§ Provided records

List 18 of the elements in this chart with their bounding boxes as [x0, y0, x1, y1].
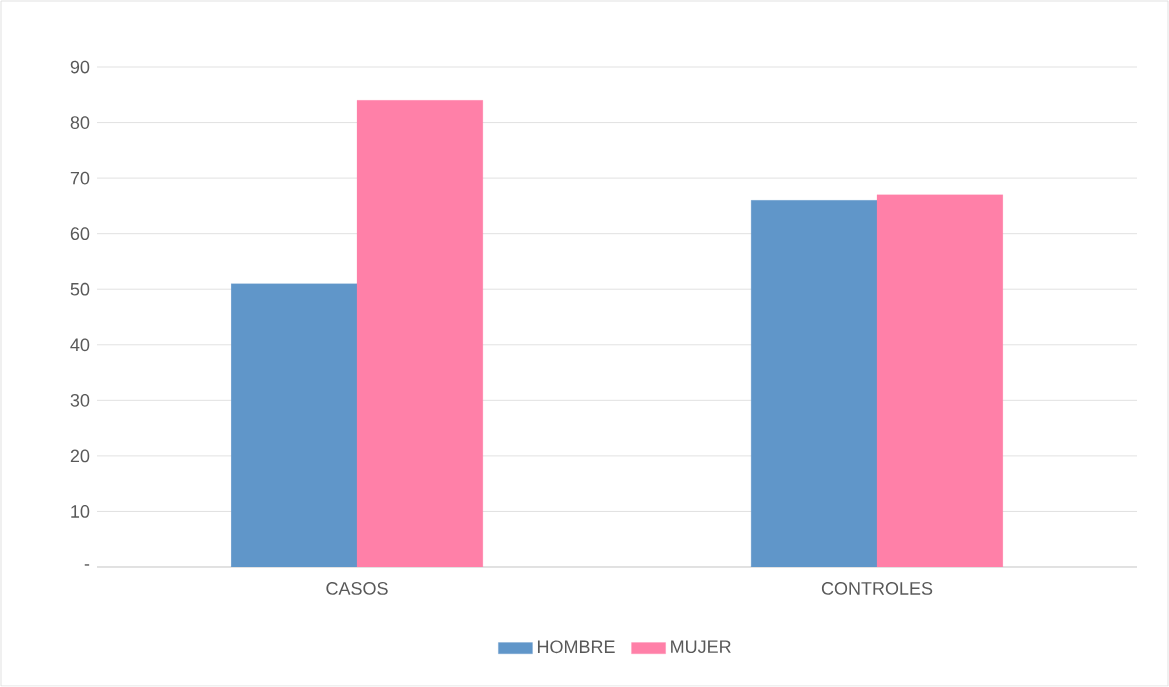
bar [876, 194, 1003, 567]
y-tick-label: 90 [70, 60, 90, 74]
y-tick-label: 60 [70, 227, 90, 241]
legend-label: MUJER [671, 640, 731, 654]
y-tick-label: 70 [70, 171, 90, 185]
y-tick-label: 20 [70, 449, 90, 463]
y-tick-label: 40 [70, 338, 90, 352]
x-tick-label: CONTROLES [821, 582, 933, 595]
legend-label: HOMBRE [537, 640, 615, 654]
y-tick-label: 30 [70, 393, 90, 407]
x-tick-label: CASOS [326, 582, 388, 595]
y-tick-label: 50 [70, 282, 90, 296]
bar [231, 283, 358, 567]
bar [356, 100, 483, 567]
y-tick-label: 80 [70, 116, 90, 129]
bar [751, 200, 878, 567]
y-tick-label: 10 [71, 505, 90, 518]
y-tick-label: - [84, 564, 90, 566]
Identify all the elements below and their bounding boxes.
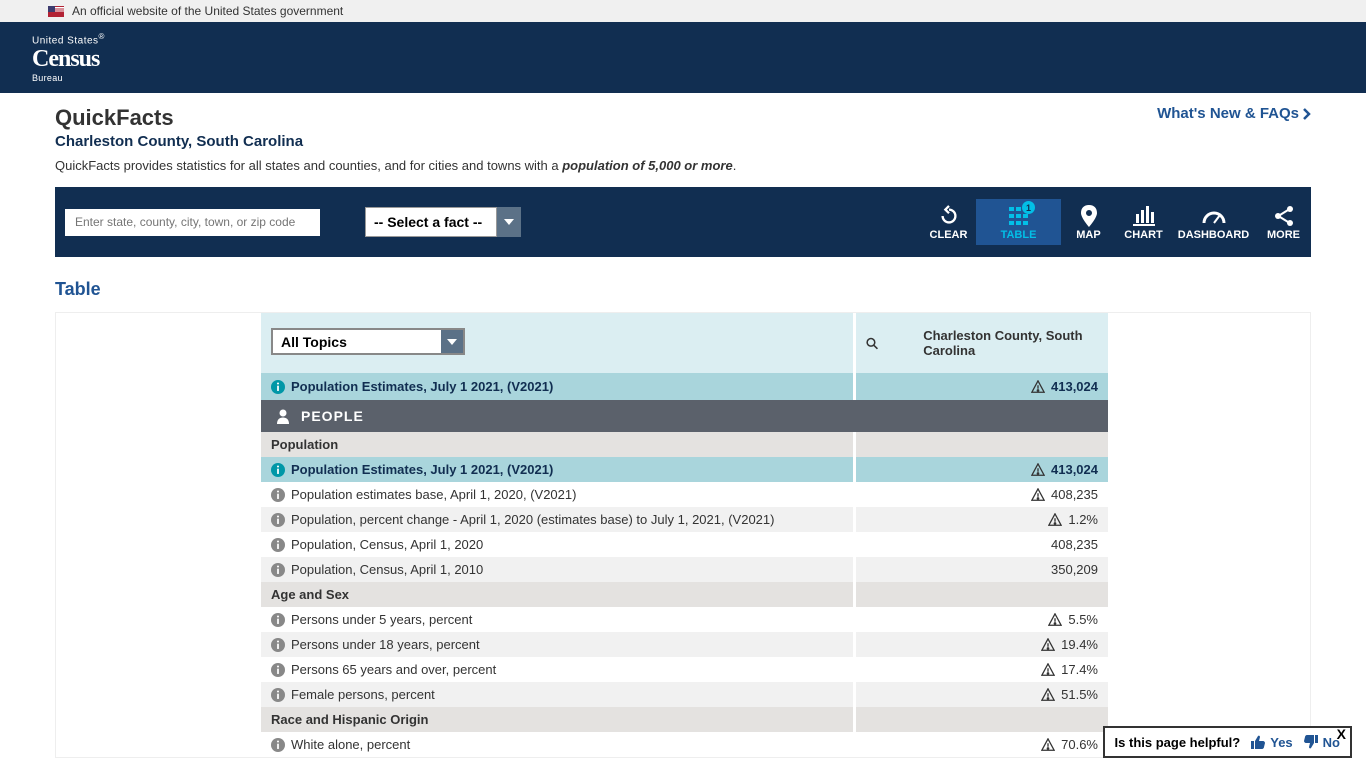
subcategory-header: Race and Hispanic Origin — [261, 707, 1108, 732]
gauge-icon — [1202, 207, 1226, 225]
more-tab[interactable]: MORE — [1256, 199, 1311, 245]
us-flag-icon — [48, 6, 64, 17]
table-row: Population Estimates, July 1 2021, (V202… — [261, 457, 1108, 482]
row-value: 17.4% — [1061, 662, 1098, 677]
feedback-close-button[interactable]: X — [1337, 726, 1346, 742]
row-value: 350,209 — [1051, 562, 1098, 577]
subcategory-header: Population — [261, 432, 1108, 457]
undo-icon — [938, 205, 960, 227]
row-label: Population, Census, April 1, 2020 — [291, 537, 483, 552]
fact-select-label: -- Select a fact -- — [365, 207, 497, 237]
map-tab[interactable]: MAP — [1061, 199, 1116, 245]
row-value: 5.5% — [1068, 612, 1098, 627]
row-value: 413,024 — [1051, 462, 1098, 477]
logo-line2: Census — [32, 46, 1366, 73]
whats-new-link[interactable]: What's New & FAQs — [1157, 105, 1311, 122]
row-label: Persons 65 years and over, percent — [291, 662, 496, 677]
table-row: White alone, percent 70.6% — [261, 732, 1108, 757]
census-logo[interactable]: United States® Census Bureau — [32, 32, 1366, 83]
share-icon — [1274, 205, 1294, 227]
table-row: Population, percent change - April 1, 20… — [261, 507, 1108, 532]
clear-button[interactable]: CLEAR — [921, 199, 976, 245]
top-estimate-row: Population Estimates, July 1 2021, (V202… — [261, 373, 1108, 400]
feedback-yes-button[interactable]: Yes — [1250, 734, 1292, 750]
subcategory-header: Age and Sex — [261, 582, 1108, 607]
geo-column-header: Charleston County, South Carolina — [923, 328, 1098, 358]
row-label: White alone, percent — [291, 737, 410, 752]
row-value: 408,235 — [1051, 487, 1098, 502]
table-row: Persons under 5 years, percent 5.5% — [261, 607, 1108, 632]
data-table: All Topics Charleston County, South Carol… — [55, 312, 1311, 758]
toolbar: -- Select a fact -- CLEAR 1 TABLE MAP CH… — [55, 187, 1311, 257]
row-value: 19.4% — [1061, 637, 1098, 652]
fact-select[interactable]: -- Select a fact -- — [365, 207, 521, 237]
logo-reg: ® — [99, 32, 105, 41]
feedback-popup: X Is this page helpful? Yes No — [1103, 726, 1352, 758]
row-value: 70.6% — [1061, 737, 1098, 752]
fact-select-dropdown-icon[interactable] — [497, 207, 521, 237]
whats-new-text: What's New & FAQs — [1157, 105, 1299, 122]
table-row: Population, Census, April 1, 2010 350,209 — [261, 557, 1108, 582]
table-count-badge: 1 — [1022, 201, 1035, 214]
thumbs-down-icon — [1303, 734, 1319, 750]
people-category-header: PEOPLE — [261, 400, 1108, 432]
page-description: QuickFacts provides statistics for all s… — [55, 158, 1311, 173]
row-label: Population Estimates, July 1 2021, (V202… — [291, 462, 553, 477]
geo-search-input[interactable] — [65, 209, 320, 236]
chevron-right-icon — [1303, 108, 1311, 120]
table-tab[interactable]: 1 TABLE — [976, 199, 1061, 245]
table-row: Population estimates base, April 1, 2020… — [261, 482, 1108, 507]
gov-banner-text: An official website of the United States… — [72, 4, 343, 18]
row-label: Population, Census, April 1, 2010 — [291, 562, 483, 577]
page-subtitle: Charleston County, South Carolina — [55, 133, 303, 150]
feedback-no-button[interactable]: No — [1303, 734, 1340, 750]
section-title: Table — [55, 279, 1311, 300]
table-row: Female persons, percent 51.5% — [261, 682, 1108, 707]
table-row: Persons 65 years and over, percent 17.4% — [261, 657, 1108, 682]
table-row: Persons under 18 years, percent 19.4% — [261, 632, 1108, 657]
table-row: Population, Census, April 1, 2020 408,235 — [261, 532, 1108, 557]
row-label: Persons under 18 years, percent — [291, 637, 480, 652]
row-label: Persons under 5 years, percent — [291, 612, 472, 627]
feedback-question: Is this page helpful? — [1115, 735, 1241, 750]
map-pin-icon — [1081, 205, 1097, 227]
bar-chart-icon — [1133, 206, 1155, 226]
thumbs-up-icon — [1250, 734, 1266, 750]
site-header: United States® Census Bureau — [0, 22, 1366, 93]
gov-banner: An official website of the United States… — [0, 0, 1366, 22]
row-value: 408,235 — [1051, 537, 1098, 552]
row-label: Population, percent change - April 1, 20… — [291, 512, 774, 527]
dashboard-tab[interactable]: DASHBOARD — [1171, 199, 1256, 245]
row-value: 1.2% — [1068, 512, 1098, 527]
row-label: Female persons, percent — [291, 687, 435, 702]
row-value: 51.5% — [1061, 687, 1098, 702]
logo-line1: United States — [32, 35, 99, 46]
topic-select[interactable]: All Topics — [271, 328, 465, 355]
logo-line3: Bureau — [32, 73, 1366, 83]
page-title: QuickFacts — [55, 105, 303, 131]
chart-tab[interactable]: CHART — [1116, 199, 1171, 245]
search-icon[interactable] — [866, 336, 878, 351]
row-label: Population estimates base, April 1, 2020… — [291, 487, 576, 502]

§ The problem
Extract the lines from the start of the rows through the line with "Identify all the", both ends included, and repeat them word for word. Leave the pictures out of your answer.

§ Result for this exercise
List 18 of the elements in this chart with their bounding boxes as [x0, y0, x1, y1].
bar [876, 194, 1003, 567]
y-tick-label: 90 [70, 60, 90, 74]
y-tick-label: 60 [70, 227, 90, 241]
legend-label: MUJER [671, 640, 731, 654]
y-tick-label: 70 [70, 171, 90, 185]
y-tick-label: 20 [70, 449, 90, 463]
y-tick-label: 40 [70, 338, 90, 352]
x-tick-label: CONTROLES [821, 582, 933, 595]
legend-label: HOMBRE [537, 640, 615, 654]
y-tick-label: 30 [70, 393, 90, 407]
x-tick-label: CASOS [326, 582, 388, 595]
y-tick-label: 50 [70, 282, 90, 296]
bar [231, 283, 358, 567]
bar [356, 100, 483, 567]
y-tick-label: 80 [70, 116, 90, 129]
bar [751, 200, 878, 567]
y-tick-label: 10 [71, 505, 90, 518]
y-tick-label: - [84, 564, 90, 566]
Identify all the elements below and their bounding boxes.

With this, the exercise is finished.